DO THIS: Reproduce every entry exactly.

STORED ROWS:

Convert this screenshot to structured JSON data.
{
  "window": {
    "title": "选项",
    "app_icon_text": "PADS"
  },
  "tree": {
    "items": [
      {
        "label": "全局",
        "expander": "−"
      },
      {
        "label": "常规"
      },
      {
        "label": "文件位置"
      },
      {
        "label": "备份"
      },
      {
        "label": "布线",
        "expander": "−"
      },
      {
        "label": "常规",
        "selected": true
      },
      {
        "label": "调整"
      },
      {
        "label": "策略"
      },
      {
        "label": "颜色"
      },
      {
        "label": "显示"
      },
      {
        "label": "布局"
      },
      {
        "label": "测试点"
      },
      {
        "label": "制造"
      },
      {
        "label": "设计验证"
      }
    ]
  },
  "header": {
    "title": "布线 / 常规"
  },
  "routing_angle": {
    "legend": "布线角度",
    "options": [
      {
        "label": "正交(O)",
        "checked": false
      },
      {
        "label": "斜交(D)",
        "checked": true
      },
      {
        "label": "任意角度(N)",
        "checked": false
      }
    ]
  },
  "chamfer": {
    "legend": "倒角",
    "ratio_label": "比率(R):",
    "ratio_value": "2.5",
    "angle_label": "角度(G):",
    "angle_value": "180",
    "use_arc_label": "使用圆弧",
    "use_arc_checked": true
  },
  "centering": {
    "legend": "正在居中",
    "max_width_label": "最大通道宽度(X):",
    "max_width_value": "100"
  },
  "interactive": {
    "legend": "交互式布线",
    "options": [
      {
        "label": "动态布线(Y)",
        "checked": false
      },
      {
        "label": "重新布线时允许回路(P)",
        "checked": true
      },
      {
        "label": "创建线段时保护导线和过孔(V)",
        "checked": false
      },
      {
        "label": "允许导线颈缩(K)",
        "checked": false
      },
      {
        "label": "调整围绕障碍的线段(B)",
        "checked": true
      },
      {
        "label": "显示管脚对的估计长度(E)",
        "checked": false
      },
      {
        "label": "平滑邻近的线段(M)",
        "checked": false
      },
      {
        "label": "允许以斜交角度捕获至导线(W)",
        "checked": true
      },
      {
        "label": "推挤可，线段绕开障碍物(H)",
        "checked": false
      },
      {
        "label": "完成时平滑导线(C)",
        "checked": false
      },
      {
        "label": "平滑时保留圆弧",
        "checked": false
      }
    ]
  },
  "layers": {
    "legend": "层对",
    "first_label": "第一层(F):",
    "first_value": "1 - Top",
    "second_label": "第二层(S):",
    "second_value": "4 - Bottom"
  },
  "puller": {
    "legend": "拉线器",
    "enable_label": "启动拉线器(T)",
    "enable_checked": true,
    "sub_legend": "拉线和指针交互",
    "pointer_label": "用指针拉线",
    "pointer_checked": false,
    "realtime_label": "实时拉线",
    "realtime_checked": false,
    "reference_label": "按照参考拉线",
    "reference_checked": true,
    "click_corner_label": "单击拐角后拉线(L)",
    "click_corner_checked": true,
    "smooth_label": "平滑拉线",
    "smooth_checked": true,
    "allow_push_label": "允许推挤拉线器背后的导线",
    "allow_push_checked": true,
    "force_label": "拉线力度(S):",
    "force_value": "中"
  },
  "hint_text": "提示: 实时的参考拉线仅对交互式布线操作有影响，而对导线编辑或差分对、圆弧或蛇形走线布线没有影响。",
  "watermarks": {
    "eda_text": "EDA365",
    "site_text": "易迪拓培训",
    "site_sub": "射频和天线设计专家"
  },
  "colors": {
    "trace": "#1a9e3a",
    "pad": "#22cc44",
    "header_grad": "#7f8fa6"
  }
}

WORKED ANSWER:
Convert this screenshot to structured JSON data.
{
  "window": {
    "title": "选项",
    "app_icon_text": "PADS"
  },
  "tree": {
    "items": [
      {
        "label": "全局",
        "expander": "−"
      },
      {
        "label": "常规"
      },
      {
        "label": "文件位置"
      },
      {
        "label": "备份"
      },
      {
        "label": "布线",
        "expander": "−"
      },
      {
        "label": "常规",
        "selected": true
      },
      {
        "label": "调整"
      },
      {
        "label": "策略"
      },
      {
        "label": "颜色"
      },
      {
        "label": "显示"
      },
      {
        "label": "布局"
      },
      {
        "label": "测试点"
      },
      {
        "label": "制造"
      },
      {
        "label": "设计验证"
      }
    ]
  },
  "header": {
    "title": "布线 / 常规"
  },
  "routing_angle": {
    "legend": "布线角度",
    "options": [
      {
        "label": "正交(O)",
        "checked": false
      },
      {
        "label": "斜交(D)",
        "checked": true
      },
      {
        "label": "任意角度(N)",
        "checked": false
      }
    ]
  },
  "chamfer": {
    "legend": "倒角",
    "ratio_label": "比率(R):",
    "ratio_value": "2.5",
    "angle_label": "角度(G):",
    "angle_value": "180",
    "use_arc_label": "使用圆弧",
    "use_arc_checked": true
  },
  "centering": {
    "legend": "正在居中",
    "max_width_label": "最大通道宽度(X):",
    "max_width_value": "100"
  },
  "interactive": {
    "legend": "交互式布线",
    "options": [
      {
        "label": "动态布线(Y)",
        "checked": false
      },
      {
        "label": "重新布线时允许回路(P)",
        "checked": true
      },
      {
        "label": "创建线段时保护导线和过孔(V)",
        "checked": false
      },
      {
        "label": "允许导线颈缩(K)",
        "checked": false
      },
      {
        "label": "调整围绕障碍的线段(B)",
        "checked": true
      },
      {
        "label": "显示管脚对的估计长度(E)",
        "checked": false
      },
      {
        "label": "平滑邻近的线段(M)",
        "checked": false
      },
      {
        "label": "允许以斜交角度捕获至导线(W)",
        "checked": true
      },
      {
        "label": "推挤可，线段绕开障碍物(H)",
        "checked": false
      },
      {
        "label": "完成时平滑导线(C)",
        "checked": false
      },
      {
        "label": "平滑时保留圆弧",
        "checked": false
      }
    ]
  },
  "layers": {
    "legend": "层对",
    "first_label": "第一层(F):",
    "first_value": "1 - Top",
    "second_label": "第二层(S):",
    "second_value": "4 - Bottom"
  },
  "puller": {
    "legend": "拉线器",
    "enable_label": "启动拉线器(T)",
    "enable_checked": true,
    "sub_legend": "拉线和指针交互",
    "pointer_label": "用指针拉线",
    "pointer_checked": false,
    "realtime_label": "实时拉线",
    "realtime_checked": false,
    "reference_label": "按照参考拉线",
    "reference_checked": true,
    "click_corner_label": "单击拐角后拉线(L)",
    "click_corner_checked": true,
    "smooth_label": "平滑拉线",
    "smooth_checked": true,
    "allow_push_label": "允许推挤拉线器背后的导线",
    "allow_push_checked": true,
    "force_label": "拉线力度(S):",
    "force_value": "中"
  },
  "hint_text": "提示: 实时的参考拉线仅对交互式布线操作有影响，而对导线编辑或差分对、圆弧或蛇形走线布线没有影响。",
  "watermarks": {
    "eda_text": "EDA365",
    "site_text": "易迪拓培训",
    "site_sub": "射频和天线设计专家"
  },
  "colors": {
    "trace": "#1a9e3a",
    "pad": "#22cc44",
    "header_grad": "#7f8fa6"
  }
}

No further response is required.